▶ _Exercise_: Skip the pictures and extract all of the lines exactly as written.

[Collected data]
# # # # # # #

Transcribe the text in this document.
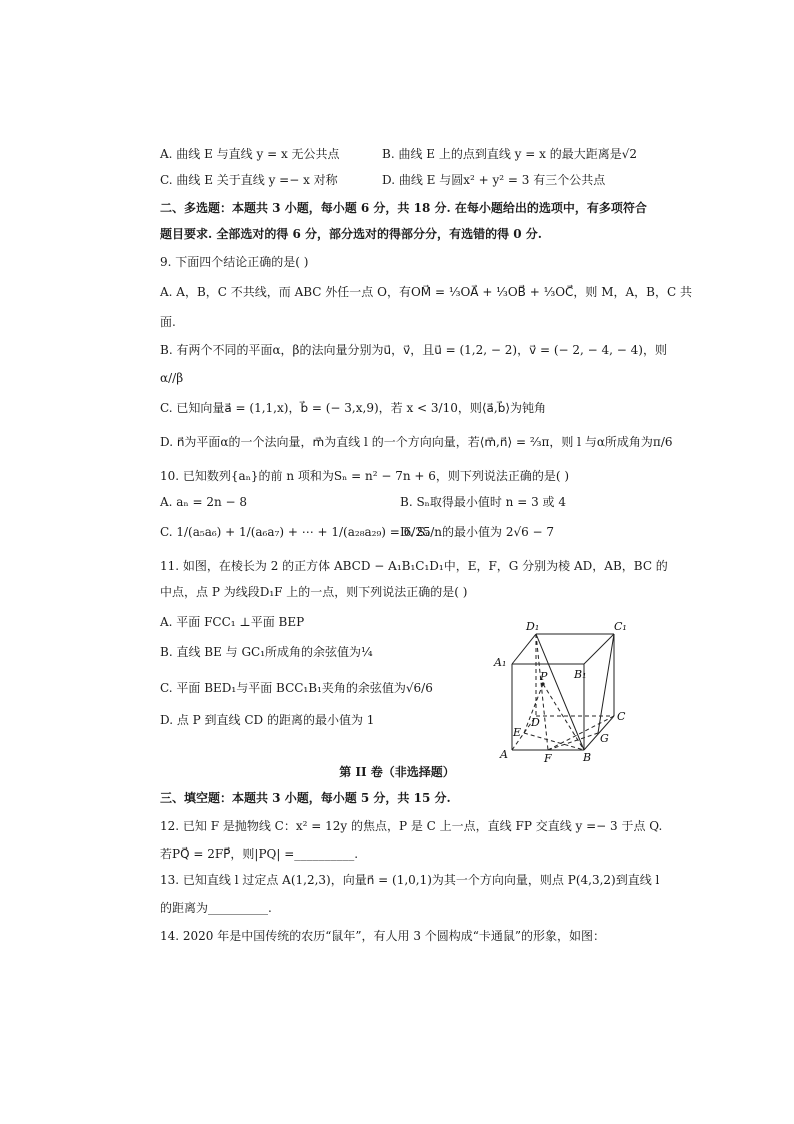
A. 曲线 E 与直线 y = x 无公共点	B. 曲线 E 上的点到直线 y = x 的最大距离是√2
C. 曲线 E 关于直线 y =− x 对称	D. 曲线 E 与圆x² + y² = 3 有三个公共点
二、多选题：本题共 3 小题，每小题 6 分，共 18 分. 在每小题给出的选项中，有多项符合
题目要求. 全部选对的得 6 分，部分选对的得部分分，有选错的得 0 分.
9. 下面四个结论正确的是( )
A. A，B，C 不共线，而 ABC 外任一点 O，有OM⃗ = ⅓OA⃗ + ⅓OB⃗ + ⅓OC⃗，则 M，A，B，C 共
面.
B. 有两个不同的平面α，β的法向量分别为u⃗，v⃗，且u⃗ = (1,2, − 2)，v⃗ = (− 2, − 4, − 4)，则
α//β
C. 已知向量a⃗ = (1,1,x)，b⃗ = (− 3,x,9)，若 x < 3/10，则⟨a⃗,b⃗⟩为钝角
D. n⃗为平面α的一个法向量，m⃗为直线 l 的一个方向向量，若⟨m⃗,n⃗⟩ = ⅔π，则 l 与α所成角为π/6
10. 已知数列{aₙ}的前 n 项和为Sₙ = n² − 7n + 6，则下列说法正确的是( )
A. aₙ = 2n − 8	B. Sₙ取得最小值时 n = 3 或 4
C. 1/(a₅a₆) + 1/(a₆a₇) + ⋯ + 1/(a₂₈a₂₉) = 6/25
D. Sₙ/n的最小值为 2√6 − 7
11. 如图，在棱长为 2 的正方体 ABCD − A₁B₁C₁D₁中，E，F，G 分别为棱 AD，AB，BC 的
中点，点 P 为线段D₁F 上的一点，则下列说法正确的是( )
A. 平面 FCC₁ ⊥平面 BEP
B. 直线 BE 与 GC₁所成角的余弦值为¼
C. 平面 BED₁与平面 BCC₁B₁夹角的余弦值为√6/6
D. 点 P 到直线 CD 的距离的最小值为 1
第 II 卷（非选择题）
三、填空题：本题共 3 小题，每小题 5 分，共 15 分.
12. 已知 F 是抛物线 C：x² = 12y 的焦点，P 是 C 上一点，直线 FP 交直线 y =− 3 于点 Q.
若PQ⃗ = 2FP⃗，则|PQ| =__________.
13. 已知直线 l 过定点 A(1,2,3)，向量n⃗ = (1,0,1)为其一个方向向量，则点 P(4,3,2)到直线 l
的距离为__________.
14. 2020 年是中国传统的农历“鼠年”，有人用 3 个圆构成“卡通鼠”的形象，如图：
D₁	C₁
A₁
B₁
P
D	C
E	G
A	F	B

# # # # # # #

▶ _Solution for this task_:
Transcribe the text in this document.
A. 曲线 E 与直线 y = x 无公共点	B. 曲线 E 上的点到直线 y = x 的最大距离是√2
C. 曲线 E 关于直线 y =− x 对称	D. 曲线 E 与圆x² + y² = 3 有三个公共点
二、多选题：本题共 3 小题，每小题 6 分，共 18 分. 在每小题给出的选项中，有多项符合
题目要求. 全部选对的得 6 分，部分选对的得部分分，有选错的得 0 分.
9. 下面四个结论正确的是( )
A. A，B，C 不共线，而 ABC 外任一点 O，有OM⃗ = ⅓OA⃗ + ⅓OB⃗ + ⅓OC⃗，则 M，A，B，C 共
面.
B. 有两个不同的平面α，β的法向量分别为u⃗，v⃗，且u⃗ = (1,2, − 2)，v⃗ = (− 2, − 4, − 4)，则
α//β
C. 已知向量a⃗ = (1,1,x)，b⃗ = (− 3,x,9)，若 x < 3/10，则⟨a⃗,b⃗⟩为钝角
D. n⃗为平面α的一个法向量，m⃗为直线 l 的一个方向向量，若⟨m⃗,n⃗⟩ = ⅔π，则 l 与α所成角为π/6
10. 已知数列{aₙ}的前 n 项和为Sₙ = n² − 7n + 6，则下列说法正确的是( )
A. aₙ = 2n − 8	B. Sₙ取得最小值时 n = 3 或 4
C. 1/(a₅a₆) + 1/(a₆a₇) + ⋯ + 1/(a₂₈a₂₉) = 6/25
D. Sₙ/n的最小值为 2√6 − 7
11. 如图，在棱长为 2 的正方体 ABCD − A₁B₁C₁D₁中，E，F，G 分别为棱 AD，AB，BC 的
中点，点 P 为线段D₁F 上的一点，则下列说法正确的是( )
A. 平面 FCC₁ ⊥平面 BEP
B. 直线 BE 与 GC₁所成角的余弦值为¼
C. 平面 BED₁与平面 BCC₁B₁夹角的余弦值为√6/6
D. 点 P 到直线 CD 的距离的最小值为 1
第 II 卷（非选择题）
三、填空题：本题共 3 小题，每小题 5 分，共 15 分.
12. 已知 F 是抛物线 C：x² = 12y 的焦点，P 是 C 上一点，直线 FP 交直线 y =− 3 于点 Q.
若PQ⃗ = 2FP⃗，则|PQ| =__________.
13. 已知直线 l 过定点 A(1,2,3)，向量n⃗ = (1,0,1)为其一个方向向量，则点 P(4,3,2)到直线 l
的距离为__________.
14. 2020 年是中国传统的农历“鼠年”，有人用 3 个圆构成“卡通鼠”的形象，如图：
D₁	C₁
A₁
B₁
P
D	C
E	G
A	F	B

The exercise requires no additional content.